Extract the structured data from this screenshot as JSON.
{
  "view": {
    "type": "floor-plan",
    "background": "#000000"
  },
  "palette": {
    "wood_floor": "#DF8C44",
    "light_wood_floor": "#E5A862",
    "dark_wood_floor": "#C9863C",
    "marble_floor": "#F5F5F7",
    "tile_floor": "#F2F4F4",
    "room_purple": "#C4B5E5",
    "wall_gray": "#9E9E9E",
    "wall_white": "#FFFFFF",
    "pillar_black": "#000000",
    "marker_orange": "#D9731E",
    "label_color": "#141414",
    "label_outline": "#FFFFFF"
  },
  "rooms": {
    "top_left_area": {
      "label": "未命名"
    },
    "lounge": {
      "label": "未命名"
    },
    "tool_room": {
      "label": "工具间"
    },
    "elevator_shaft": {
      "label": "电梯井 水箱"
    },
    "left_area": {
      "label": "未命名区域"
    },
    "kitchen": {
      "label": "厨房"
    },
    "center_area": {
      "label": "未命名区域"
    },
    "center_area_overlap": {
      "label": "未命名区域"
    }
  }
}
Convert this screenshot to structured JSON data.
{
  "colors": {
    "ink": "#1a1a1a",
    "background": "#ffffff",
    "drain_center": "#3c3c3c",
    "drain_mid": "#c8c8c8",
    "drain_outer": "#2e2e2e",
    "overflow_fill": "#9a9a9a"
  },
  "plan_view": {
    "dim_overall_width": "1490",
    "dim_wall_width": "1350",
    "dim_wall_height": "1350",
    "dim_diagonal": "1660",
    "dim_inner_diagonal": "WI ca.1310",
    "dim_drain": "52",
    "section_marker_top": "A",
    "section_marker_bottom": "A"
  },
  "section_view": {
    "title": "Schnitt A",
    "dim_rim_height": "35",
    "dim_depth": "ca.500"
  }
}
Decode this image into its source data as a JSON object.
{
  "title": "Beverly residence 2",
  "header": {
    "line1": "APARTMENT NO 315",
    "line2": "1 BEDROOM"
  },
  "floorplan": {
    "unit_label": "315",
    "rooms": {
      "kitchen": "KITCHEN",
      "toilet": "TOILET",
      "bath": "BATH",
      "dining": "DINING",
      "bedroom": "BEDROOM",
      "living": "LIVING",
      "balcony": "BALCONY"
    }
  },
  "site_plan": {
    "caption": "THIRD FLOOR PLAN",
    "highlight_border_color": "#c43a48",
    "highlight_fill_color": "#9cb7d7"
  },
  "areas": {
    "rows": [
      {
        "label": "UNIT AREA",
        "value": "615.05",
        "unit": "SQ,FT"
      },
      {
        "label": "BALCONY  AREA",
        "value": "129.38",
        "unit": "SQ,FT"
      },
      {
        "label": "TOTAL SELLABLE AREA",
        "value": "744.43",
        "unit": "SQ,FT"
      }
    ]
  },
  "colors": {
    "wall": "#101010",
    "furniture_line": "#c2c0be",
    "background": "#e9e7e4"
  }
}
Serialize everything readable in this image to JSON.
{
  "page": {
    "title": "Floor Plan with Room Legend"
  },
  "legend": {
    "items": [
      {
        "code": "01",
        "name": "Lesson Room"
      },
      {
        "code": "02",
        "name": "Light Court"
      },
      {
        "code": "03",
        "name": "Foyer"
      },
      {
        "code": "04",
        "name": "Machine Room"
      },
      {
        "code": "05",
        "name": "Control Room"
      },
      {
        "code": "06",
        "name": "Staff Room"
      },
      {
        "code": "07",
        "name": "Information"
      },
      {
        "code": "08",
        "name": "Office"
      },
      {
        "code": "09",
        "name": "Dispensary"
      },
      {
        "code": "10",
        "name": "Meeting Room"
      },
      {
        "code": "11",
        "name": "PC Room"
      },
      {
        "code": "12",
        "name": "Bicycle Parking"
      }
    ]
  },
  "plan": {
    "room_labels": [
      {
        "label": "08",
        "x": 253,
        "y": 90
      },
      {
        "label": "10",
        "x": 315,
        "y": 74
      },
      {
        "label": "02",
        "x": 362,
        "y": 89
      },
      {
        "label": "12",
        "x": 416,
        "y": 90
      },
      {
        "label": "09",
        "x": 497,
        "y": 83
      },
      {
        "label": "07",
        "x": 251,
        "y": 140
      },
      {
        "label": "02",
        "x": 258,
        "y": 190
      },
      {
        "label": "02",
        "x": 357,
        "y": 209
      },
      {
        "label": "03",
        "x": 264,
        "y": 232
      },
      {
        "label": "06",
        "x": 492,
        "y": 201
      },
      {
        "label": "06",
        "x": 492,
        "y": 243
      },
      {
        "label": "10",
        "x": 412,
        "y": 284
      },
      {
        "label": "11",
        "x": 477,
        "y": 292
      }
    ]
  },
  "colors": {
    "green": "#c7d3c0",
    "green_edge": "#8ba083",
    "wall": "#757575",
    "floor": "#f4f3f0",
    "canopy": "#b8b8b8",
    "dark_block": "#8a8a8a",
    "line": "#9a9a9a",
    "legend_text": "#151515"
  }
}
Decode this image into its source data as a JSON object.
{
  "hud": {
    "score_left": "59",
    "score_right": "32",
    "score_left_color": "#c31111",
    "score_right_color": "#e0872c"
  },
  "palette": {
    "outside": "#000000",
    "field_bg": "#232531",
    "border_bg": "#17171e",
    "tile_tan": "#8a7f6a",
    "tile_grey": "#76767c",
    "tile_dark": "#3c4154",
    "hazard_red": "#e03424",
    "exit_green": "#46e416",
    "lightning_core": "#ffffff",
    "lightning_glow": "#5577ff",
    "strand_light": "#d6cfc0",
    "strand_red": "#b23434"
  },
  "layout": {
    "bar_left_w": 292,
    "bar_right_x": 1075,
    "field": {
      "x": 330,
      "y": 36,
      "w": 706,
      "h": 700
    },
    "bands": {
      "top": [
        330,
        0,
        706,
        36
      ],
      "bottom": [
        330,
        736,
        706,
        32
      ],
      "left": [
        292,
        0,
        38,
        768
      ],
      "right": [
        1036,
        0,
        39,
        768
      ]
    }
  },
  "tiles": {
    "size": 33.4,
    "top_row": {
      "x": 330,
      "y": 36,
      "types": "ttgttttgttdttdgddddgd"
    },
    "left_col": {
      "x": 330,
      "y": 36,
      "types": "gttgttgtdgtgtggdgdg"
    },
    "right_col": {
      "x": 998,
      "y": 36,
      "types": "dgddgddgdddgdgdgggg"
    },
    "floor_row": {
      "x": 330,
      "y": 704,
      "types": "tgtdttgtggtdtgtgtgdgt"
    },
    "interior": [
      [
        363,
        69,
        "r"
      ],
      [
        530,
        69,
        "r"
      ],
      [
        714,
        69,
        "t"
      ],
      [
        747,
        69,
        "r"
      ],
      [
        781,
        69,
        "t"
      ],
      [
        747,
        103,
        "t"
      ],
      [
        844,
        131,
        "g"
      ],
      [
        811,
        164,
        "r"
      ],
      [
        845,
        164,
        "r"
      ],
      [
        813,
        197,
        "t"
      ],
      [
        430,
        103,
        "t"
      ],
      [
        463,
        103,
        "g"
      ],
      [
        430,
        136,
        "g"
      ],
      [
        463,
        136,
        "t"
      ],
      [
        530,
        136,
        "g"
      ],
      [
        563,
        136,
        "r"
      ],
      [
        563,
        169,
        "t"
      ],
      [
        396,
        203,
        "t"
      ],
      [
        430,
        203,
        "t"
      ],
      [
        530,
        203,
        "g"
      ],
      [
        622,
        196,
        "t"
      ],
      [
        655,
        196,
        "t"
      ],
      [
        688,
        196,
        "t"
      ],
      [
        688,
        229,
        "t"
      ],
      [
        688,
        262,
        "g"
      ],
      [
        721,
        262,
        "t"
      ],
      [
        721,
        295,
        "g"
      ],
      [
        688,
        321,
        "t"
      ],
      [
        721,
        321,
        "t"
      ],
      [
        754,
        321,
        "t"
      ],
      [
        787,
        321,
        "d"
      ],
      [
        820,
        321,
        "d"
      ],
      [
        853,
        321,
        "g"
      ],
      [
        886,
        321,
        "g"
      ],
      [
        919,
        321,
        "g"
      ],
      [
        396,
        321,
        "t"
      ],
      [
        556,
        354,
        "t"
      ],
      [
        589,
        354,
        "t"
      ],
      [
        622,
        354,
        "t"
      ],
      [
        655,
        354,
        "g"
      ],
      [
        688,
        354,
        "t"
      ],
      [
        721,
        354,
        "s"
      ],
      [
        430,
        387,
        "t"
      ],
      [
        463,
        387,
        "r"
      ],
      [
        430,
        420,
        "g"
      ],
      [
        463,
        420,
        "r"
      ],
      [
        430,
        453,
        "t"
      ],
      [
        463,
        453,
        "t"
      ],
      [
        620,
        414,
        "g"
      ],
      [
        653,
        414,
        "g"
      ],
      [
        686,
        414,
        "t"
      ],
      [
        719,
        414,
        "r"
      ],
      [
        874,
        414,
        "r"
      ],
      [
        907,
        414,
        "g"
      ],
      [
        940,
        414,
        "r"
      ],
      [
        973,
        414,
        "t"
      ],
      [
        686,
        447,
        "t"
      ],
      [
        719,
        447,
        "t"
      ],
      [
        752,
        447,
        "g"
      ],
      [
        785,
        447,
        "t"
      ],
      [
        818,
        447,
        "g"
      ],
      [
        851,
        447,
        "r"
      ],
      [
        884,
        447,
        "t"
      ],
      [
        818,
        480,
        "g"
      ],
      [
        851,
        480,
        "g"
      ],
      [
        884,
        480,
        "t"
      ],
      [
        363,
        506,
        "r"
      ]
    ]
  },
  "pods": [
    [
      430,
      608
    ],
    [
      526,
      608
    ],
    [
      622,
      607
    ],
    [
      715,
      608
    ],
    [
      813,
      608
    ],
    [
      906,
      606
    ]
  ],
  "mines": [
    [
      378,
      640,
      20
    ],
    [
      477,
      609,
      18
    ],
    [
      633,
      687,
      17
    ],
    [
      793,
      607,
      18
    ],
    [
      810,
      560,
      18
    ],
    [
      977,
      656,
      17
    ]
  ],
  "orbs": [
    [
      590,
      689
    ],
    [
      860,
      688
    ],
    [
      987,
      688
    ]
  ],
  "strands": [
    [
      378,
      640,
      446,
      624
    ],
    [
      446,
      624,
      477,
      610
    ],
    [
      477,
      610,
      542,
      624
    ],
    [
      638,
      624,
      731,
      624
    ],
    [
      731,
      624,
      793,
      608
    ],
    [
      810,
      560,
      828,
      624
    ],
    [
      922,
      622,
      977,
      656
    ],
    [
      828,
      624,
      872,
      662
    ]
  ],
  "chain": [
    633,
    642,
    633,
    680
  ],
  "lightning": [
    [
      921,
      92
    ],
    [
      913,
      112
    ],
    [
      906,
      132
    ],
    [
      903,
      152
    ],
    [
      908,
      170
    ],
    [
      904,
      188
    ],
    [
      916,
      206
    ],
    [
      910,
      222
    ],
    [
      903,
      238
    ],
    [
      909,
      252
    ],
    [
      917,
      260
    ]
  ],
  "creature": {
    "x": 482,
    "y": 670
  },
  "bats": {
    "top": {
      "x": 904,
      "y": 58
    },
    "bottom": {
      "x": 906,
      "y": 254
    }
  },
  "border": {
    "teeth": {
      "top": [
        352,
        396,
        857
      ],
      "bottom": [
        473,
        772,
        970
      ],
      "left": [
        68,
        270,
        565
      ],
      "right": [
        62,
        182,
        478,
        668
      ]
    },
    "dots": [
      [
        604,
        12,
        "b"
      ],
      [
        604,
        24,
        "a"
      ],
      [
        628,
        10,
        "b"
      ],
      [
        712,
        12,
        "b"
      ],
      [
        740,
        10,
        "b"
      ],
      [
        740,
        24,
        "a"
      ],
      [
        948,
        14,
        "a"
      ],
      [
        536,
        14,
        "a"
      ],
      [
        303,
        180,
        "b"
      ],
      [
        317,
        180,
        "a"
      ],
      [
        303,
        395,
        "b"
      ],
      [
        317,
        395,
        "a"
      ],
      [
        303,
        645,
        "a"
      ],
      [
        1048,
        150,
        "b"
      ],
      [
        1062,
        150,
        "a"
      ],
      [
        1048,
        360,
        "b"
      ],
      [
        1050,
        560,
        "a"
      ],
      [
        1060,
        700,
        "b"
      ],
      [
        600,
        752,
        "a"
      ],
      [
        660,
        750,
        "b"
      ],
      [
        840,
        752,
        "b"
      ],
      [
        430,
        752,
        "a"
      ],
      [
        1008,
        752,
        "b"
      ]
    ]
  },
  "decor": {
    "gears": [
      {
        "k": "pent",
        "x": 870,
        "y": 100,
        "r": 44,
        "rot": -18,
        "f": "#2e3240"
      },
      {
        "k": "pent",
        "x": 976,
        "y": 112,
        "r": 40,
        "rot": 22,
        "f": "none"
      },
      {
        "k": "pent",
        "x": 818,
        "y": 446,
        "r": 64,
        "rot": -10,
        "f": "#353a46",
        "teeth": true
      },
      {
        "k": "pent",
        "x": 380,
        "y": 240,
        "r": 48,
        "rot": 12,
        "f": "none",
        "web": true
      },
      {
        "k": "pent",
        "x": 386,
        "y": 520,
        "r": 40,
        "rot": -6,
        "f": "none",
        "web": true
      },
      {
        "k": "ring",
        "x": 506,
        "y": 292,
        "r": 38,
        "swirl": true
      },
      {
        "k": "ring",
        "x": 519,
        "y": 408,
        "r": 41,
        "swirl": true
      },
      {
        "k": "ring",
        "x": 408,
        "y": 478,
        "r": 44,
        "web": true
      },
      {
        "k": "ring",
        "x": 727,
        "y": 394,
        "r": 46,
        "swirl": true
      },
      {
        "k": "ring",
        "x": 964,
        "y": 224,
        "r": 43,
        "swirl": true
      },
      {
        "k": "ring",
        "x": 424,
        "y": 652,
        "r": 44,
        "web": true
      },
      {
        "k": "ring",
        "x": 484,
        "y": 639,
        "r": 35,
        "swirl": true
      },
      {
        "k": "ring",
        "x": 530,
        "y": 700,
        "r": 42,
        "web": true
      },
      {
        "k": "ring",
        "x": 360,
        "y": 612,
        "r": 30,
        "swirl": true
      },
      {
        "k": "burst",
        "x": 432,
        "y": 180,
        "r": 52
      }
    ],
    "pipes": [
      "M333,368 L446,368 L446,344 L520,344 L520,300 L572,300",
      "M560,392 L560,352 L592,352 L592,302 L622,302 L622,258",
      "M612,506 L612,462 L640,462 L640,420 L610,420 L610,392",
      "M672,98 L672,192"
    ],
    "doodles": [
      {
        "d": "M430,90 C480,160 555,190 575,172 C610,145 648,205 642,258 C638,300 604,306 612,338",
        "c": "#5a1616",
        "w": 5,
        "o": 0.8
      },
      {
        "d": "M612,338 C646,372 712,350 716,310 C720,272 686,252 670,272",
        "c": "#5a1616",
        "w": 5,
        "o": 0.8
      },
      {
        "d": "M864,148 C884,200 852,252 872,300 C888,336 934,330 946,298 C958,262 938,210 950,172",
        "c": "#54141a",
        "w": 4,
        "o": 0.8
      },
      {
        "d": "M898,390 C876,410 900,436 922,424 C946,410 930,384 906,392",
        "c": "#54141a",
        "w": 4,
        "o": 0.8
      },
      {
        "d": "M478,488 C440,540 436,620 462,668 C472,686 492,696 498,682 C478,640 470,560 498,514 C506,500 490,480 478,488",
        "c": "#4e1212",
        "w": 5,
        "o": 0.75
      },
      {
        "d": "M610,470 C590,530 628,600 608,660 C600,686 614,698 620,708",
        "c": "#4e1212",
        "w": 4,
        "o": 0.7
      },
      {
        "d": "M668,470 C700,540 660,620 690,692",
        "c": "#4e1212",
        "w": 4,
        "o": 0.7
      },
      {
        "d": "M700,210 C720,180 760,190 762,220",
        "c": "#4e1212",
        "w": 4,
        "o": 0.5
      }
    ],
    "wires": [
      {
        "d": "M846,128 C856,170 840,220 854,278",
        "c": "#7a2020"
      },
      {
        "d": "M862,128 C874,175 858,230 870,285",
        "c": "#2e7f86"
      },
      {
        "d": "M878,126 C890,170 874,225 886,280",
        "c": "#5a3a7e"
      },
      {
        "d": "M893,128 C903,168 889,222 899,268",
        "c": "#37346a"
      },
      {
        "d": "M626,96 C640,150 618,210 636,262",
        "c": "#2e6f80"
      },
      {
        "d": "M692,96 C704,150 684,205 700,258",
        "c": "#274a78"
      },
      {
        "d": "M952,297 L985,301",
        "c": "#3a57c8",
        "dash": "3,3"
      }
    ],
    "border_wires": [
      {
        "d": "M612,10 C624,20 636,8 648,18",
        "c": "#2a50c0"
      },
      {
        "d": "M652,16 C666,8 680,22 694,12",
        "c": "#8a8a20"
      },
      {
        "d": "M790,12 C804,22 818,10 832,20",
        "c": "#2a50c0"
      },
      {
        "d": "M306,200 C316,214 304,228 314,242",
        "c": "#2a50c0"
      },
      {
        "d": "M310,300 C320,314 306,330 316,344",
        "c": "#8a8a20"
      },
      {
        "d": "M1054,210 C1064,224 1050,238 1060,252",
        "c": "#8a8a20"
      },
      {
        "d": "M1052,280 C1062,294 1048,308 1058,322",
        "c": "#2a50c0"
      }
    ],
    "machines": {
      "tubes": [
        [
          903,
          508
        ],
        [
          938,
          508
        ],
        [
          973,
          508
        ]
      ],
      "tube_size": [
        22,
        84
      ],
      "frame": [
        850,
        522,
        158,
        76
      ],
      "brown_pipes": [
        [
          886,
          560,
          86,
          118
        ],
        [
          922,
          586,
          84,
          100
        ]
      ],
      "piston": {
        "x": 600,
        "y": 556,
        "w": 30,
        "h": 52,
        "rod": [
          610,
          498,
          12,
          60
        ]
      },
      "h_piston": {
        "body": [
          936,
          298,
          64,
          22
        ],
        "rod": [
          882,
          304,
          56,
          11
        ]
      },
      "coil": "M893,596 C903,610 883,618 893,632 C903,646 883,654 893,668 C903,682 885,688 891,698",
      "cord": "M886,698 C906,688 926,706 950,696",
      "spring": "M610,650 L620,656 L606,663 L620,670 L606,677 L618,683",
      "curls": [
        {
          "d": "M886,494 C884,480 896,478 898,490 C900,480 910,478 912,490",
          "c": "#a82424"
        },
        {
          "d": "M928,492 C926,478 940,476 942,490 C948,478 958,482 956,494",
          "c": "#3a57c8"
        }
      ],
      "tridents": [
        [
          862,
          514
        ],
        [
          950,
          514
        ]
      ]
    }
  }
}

· · · ·

» Required work: Say how many lines in the entries contain the string "data", and say nothing else.

» Completed exercise: 4